### Input rows

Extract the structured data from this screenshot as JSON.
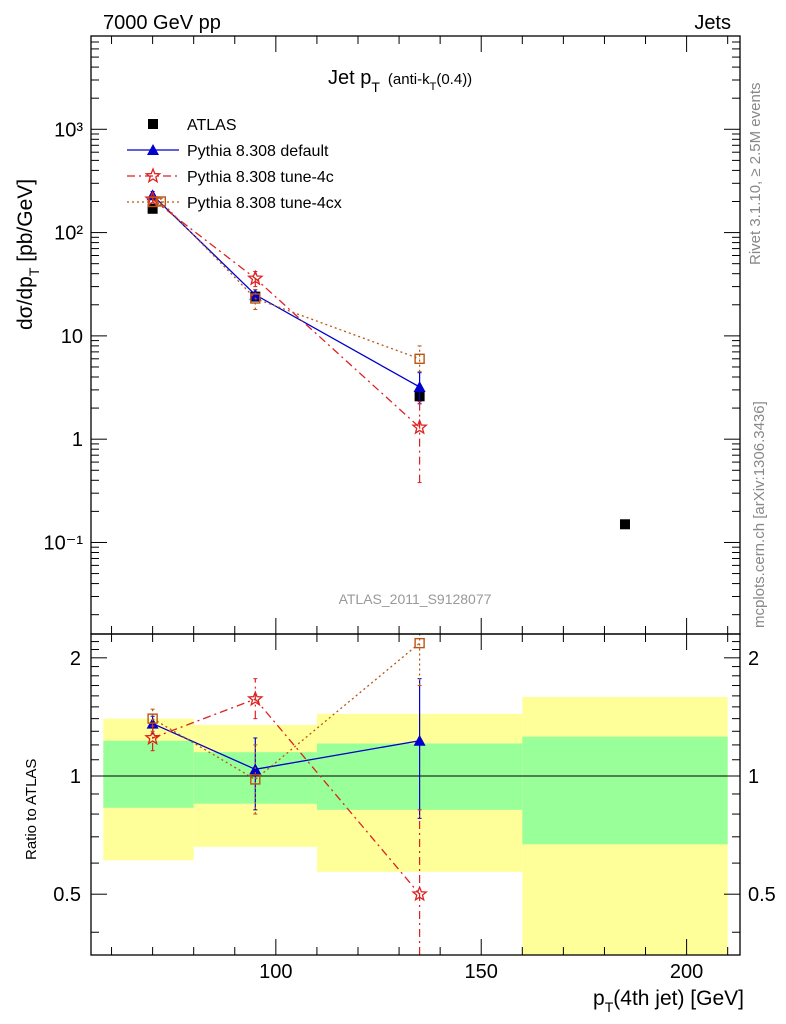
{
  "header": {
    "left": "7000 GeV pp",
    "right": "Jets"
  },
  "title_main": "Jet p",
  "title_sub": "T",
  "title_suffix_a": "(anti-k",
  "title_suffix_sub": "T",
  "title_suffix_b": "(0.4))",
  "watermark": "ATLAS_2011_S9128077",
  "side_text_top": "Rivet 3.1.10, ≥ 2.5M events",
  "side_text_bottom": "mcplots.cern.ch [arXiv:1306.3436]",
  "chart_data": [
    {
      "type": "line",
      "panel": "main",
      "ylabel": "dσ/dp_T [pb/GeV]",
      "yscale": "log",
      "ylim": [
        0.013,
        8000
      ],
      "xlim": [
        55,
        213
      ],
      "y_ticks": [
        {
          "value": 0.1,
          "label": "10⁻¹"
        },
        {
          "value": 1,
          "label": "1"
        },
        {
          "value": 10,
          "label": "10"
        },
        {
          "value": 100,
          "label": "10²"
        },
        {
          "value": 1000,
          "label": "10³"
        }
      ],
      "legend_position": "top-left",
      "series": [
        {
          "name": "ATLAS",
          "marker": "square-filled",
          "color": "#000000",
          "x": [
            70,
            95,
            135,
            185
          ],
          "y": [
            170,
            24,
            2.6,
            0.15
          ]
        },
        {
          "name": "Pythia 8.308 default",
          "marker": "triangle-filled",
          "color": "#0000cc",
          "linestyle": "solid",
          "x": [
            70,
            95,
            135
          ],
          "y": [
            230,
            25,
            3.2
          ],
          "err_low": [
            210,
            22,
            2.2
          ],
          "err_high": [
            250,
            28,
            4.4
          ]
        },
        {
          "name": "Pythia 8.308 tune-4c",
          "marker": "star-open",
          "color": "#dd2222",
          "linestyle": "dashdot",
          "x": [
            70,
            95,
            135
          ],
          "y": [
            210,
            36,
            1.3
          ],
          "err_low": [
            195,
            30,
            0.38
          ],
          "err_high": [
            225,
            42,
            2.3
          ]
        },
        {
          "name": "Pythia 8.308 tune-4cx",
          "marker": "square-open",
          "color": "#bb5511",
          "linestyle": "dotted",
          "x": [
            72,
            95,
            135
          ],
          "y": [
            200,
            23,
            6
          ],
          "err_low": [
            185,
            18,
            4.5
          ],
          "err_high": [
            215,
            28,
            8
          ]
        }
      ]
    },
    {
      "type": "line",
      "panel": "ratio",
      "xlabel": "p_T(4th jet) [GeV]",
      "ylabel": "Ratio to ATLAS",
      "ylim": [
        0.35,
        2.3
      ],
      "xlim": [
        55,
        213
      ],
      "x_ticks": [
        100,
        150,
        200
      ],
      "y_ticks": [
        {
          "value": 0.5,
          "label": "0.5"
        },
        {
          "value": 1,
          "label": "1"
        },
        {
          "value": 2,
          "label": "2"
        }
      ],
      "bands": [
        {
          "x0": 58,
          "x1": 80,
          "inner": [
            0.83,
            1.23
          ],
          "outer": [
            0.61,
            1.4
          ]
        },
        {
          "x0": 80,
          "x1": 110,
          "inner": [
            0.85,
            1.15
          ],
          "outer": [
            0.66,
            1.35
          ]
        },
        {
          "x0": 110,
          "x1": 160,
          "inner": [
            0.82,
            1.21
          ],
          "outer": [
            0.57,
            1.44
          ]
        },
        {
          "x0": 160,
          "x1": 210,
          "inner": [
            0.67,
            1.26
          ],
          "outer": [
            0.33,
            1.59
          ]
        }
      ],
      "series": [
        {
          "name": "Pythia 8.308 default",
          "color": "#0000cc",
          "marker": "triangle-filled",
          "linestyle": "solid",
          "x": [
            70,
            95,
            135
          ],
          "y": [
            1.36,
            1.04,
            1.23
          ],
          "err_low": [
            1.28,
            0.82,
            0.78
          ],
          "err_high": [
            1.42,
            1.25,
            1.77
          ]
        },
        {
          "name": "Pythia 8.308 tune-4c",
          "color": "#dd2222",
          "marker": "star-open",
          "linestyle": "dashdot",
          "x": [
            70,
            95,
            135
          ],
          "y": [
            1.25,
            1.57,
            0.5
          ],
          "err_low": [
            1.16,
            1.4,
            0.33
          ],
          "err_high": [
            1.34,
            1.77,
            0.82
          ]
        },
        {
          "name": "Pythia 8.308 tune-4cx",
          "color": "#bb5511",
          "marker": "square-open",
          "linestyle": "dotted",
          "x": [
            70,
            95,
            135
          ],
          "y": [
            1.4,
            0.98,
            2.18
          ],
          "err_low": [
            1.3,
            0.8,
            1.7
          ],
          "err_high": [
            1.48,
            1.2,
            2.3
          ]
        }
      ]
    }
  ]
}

### Task requirements
Transcribe all of the material exactly, leaving out whatever pictures it contains.

### Response below
Extract the structured data from this screenshot as JSON.
{
  "header": {
    "left": "7000 GeV pp",
    "right": "Jets"
  },
  "title_main": "Jet p",
  "title_sub": "T",
  "title_suffix_a": "(anti-k",
  "title_suffix_sub": "T",
  "title_suffix_b": "(0.4))",
  "watermark": "ATLAS_2011_S9128077",
  "side_text_top": "Rivet 3.1.10, ≥ 2.5M events",
  "side_text_bottom": "mcplots.cern.ch [arXiv:1306.3436]",
  "chart_data": [
    {
      "type": "line",
      "panel": "main",
      "ylabel": "dσ/dp_T [pb/GeV]",
      "yscale": "log",
      "ylim": [
        0.013,
        8000
      ],
      "xlim": [
        55,
        213
      ],
      "y_ticks": [
        {
          "value": 0.1,
          "label": "10⁻¹"
        },
        {
          "value": 1,
          "label": "1"
        },
        {
          "value": 10,
          "label": "10"
        },
        {
          "value": 100,
          "label": "10²"
        },
        {
          "value": 1000,
          "label": "10³"
        }
      ],
      "legend_position": "top-left",
      "series": [
        {
          "name": "ATLAS",
          "marker": "square-filled",
          "color": "#000000",
          "x": [
            70,
            95,
            135,
            185
          ],
          "y": [
            170,
            24,
            2.6,
            0.15
          ]
        },
        {
          "name": "Pythia 8.308 default",
          "marker": "triangle-filled",
          "color": "#0000cc",
          "linestyle": "solid",
          "x": [
            70,
            95,
            135
          ],
          "y": [
            230,
            25,
            3.2
          ],
          "err_low": [
            210,
            22,
            2.2
          ],
          "err_high": [
            250,
            28,
            4.4
          ]
        },
        {
          "name": "Pythia 8.308 tune-4c",
          "marker": "star-open",
          "color": "#dd2222",
          "linestyle": "dashdot",
          "x": [
            70,
            95,
            135
          ],
          "y": [
            210,
            36,
            1.3
          ],
          "err_low": [
            195,
            30,
            0.38
          ],
          "err_high": [
            225,
            42,
            2.3
          ]
        },
        {
          "name": "Pythia 8.308 tune-4cx",
          "marker": "square-open",
          "color": "#bb5511",
          "linestyle": "dotted",
          "x": [
            72,
            95,
            135
          ],
          "y": [
            200,
            23,
            6
          ],
          "err_low": [
            185,
            18,
            4.5
          ],
          "err_high": [
            215,
            28,
            8
          ]
        }
      ]
    },
    {
      "type": "line",
      "panel": "ratio",
      "xlabel": "p_T(4th jet) [GeV]",
      "ylabel": "Ratio to ATLAS",
      "ylim": [
        0.35,
        2.3
      ],
      "xlim": [
        55,
        213
      ],
      "x_ticks": [
        100,
        150,
        200
      ],
      "y_ticks": [
        {
          "value": 0.5,
          "label": "0.5"
        },
        {
          "value": 1,
          "label": "1"
        },
        {
          "value": 2,
          "label": "2"
        }
      ],
      "bands": [
        {
          "x0": 58,
          "x1": 80,
          "inner": [
            0.83,
            1.23
          ],
          "outer": [
            0.61,
            1.4
          ]
        },
        {
          "x0": 80,
          "x1": 110,
          "inner": [
            0.85,
            1.15
          ],
          "outer": [
            0.66,
            1.35
          ]
        },
        {
          "x0": 110,
          "x1": 160,
          "inner": [
            0.82,
            1.21
          ],
          "outer": [
            0.57,
            1.44
          ]
        },
        {
          "x0": 160,
          "x1": 210,
          "inner": [
            0.67,
            1.26
          ],
          "outer": [
            0.33,
            1.59
          ]
        }
      ],
      "series": [
        {
          "name": "Pythia 8.308 default",
          "color": "#0000cc",
          "marker": "triangle-filled",
          "linestyle": "solid",
          "x": [
            70,
            95,
            135
          ],
          "y": [
            1.36,
            1.04,
            1.23
          ],
          "err_low": [
            1.28,
            0.82,
            0.78
          ],
          "err_high": [
            1.42,
            1.25,
            1.77
          ]
        },
        {
          "name": "Pythia 8.308 tune-4c",
          "color": "#dd2222",
          "marker": "star-open",
          "linestyle": "dashdot",
          "x": [
            70,
            95,
            135
          ],
          "y": [
            1.25,
            1.57,
            0.5
          ],
          "err_low": [
            1.16,
            1.4,
            0.33
          ],
          "err_high": [
            1.34,
            1.77,
            0.82
          ]
        },
        {
          "name": "Pythia 8.308 tune-4cx",
          "color": "#bb5511",
          "marker": "square-open",
          "linestyle": "dotted",
          "x": [
            70,
            95,
            135
          ],
          "y": [
            1.4,
            0.98,
            2.18
          ],
          "err_low": [
            1.3,
            0.8,
            1.7
          ],
          "err_high": [
            1.48,
            1.2,
            2.3
          ]
        }
      ]
    }
  ]
}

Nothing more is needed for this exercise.